(Records from a collection)
* * * *
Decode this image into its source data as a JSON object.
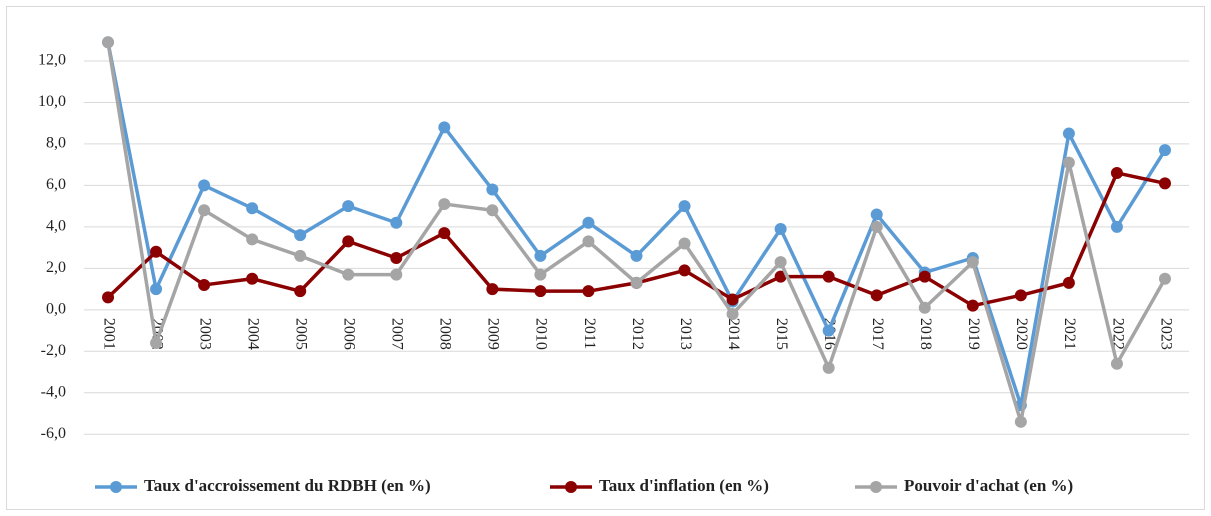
{
  "chart_data": {
    "type": "line",
    "categories": [
      "2001",
      "2002",
      "2003",
      "2004",
      "2005",
      "2006",
      "2007",
      "2008",
      "2009",
      "2010",
      "2011",
      "2012",
      "2013",
      "2014",
      "2015",
      "2016",
      "2017",
      "2018",
      "2019",
      "2020",
      "2021",
      "2022",
      "2023"
    ],
    "series": [
      {
        "name": "Taux d'accroissement du RDBH (en %)",
        "color": "#5b9bd5",
        "values": [
          12.9,
          1.0,
          6.0,
          4.9,
          3.6,
          5.0,
          4.2,
          8.8,
          5.8,
          2.6,
          4.2,
          2.6,
          5.0,
          0.4,
          3.9,
          -1.0,
          4.6,
          1.8,
          2.5,
          -4.6,
          8.5,
          4.0,
          7.7
        ]
      },
      {
        "name": "Taux d'inflation (en %)",
        "color": "#8b0000",
        "values": [
          0.6,
          2.8,
          1.2,
          1.5,
          0.9,
          3.3,
          2.5,
          3.7,
          1.0,
          0.9,
          0.9,
          1.3,
          1.9,
          0.5,
          1.6,
          1.6,
          0.7,
          1.6,
          0.2,
          0.7,
          1.3,
          6.6,
          6.1
        ]
      },
      {
        "name": "Pouvoir d'achat (en %)",
        "color": "#a5a5a5",
        "values": [
          12.9,
          -1.6,
          4.8,
          3.4,
          2.6,
          1.7,
          1.7,
          5.1,
          4.8,
          1.7,
          3.3,
          1.3,
          3.2,
          -0.2,
          2.3,
          -2.8,
          4.0,
          0.1,
          2.3,
          -5.4,
          7.1,
          -2.6,
          1.5
        ]
      }
    ],
    "ylim": [
      -7,
      14
    ],
    "yticks": [
      {
        "value": -6,
        "label": "-6,0"
      },
      {
        "value": -4,
        "label": "-4,0"
      },
      {
        "value": -2,
        "label": "-2,0"
      },
      {
        "value": 0,
        "label": "0,0"
      },
      {
        "value": 2,
        "label": "2,0"
      },
      {
        "value": 4,
        "label": "4,0"
      },
      {
        "value": 6,
        "label": "6,0"
      },
      {
        "value": 8,
        "label": "8,0"
      },
      {
        "value": 10,
        "label": "10,0"
      },
      {
        "value": 12,
        "label": "12,0"
      }
    ],
    "grid": true,
    "legend": "bottom"
  }
}
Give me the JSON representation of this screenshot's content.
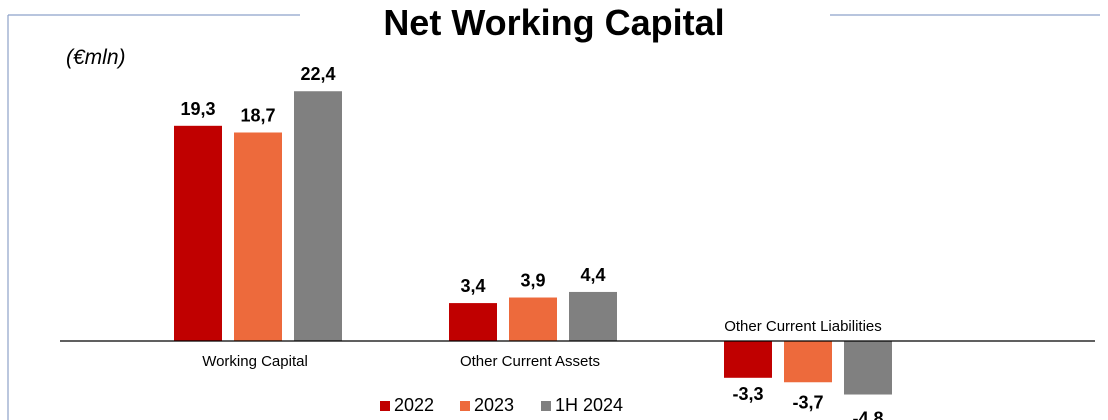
{
  "colors": {
    "2022": "#c00000",
    "2023": "#ed6a3c",
    "1H 2024": "#808080",
    "frame": "#8ea2c9",
    "axis": "#000000"
  },
  "chart_data": {
    "type": "bar",
    "title": "Net Working Capital",
    "unit_label": "(€mln)",
    "categories": [
      "Working Capital",
      "Other Current Assets",
      "Other Current Liabilities"
    ],
    "series": [
      {
        "name": "2022",
        "values": [
          19.3,
          3.4,
          -3.3
        ]
      },
      {
        "name": "2023",
        "values": [
          18.7,
          3.9,
          -3.7
        ]
      },
      {
        "name": "1H 2024",
        "values": [
          22.4,
          4.4,
          -4.8
        ]
      }
    ],
    "data_labels": [
      [
        "19,3",
        "3,4",
        "-3,3"
      ],
      [
        "18,7",
        "3,9",
        "-3,7"
      ],
      [
        "22,4",
        "4,4",
        "-4,8"
      ]
    ],
    "legend": [
      "2022",
      "2023",
      "1H 2024"
    ],
    "legend_position": "bottom",
    "grid": false,
    "ylim": [
      -6,
      23
    ]
  }
}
* * * *
**Task**: Omit the pictures, then quote the rest of the material above exactly.

**Correct result**:
Decode this image into its source data as a JSON object.
{
  "chart_data": {
    "type": "line",
    "categories": [
      "2001",
      "2002",
      "2003",
      "2004",
      "2005",
      "2006",
      "2007",
      "2008",
      "2009",
      "2010",
      "2011",
      "2012",
      "2013",
      "2014",
      "2015",
      "2016",
      "2017",
      "2018",
      "2019",
      "2020",
      "2021",
      "2022",
      "2023"
    ],
    "series": [
      {
        "name": "Taux d'accroissement du RDBH (en %)",
        "color": "#5b9bd5",
        "values": [
          12.9,
          1.0,
          6.0,
          4.9,
          3.6,
          5.0,
          4.2,
          8.8,
          5.8,
          2.6,
          4.2,
          2.6,
          5.0,
          0.4,
          3.9,
          -1.0,
          4.6,
          1.8,
          2.5,
          -4.6,
          8.5,
          4.0,
          7.7
        ]
      },
      {
        "name": "Taux d'inflation (en %)",
        "color": "#8b0000",
        "values": [
          0.6,
          2.8,
          1.2,
          1.5,
          0.9,
          3.3,
          2.5,
          3.7,
          1.0,
          0.9,
          0.9,
          1.3,
          1.9,
          0.5,
          1.6,
          1.6,
          0.7,
          1.6,
          0.2,
          0.7,
          1.3,
          6.6,
          6.1
        ]
      },
      {
        "name": "Pouvoir d'achat (en %)",
        "color": "#a5a5a5",
        "values": [
          12.9,
          -1.6,
          4.8,
          3.4,
          2.6,
          1.7,
          1.7,
          5.1,
          4.8,
          1.7,
          3.3,
          1.3,
          3.2,
          -0.2,
          2.3,
          -2.8,
          4.0,
          0.1,
          2.3,
          -5.4,
          7.1,
          -2.6,
          1.5
        ]
      }
    ],
    "ylim": [
      -7,
      14
    ],
    "yticks": [
      {
        "value": -6,
        "label": "-6,0"
      },
      {
        "value": -4,
        "label": "-4,0"
      },
      {
        "value": -2,
        "label": "-2,0"
      },
      {
        "value": 0,
        "label": "0,0"
      },
      {
        "value": 2,
        "label": "2,0"
      },
      {
        "value": 4,
        "label": "4,0"
      },
      {
        "value": 6,
        "label": "6,0"
      },
      {
        "value": 8,
        "label": "8,0"
      },
      {
        "value": 10,
        "label": "10,0"
      },
      {
        "value": 12,
        "label": "12,0"
      }
    ],
    "grid": true,
    "legend": "bottom"
  }
}
Give me the JSON representation of this screenshot's content.
{
  "colors": {
    "2022": "#c00000",
    "2023": "#ed6a3c",
    "1H 2024": "#808080",
    "frame": "#8ea2c9",
    "axis": "#000000"
  },
  "chart_data": {
    "type": "bar",
    "title": "Net Working Capital",
    "unit_label": "(€mln)",
    "categories": [
      "Working Capital",
      "Other Current Assets",
      "Other Current Liabilities"
    ],
    "series": [
      {
        "name": "2022",
        "values": [
          19.3,
          3.4,
          -3.3
        ]
      },
      {
        "name": "2023",
        "values": [
          18.7,
          3.9,
          -3.7
        ]
      },
      {
        "name": "1H 2024",
        "values": [
          22.4,
          4.4,
          -4.8
        ]
      }
    ],
    "data_labels": [
      [
        "19,3",
        "3,4",
        "-3,3"
      ],
      [
        "18,7",
        "3,9",
        "-3,7"
      ],
      [
        "22,4",
        "4,4",
        "-4,8"
      ]
    ],
    "legend": [
      "2022",
      "2023",
      "1H 2024"
    ],
    "legend_position": "bottom",
    "grid": false,
    "ylim": [
      -6,
      23
    ]
  }
}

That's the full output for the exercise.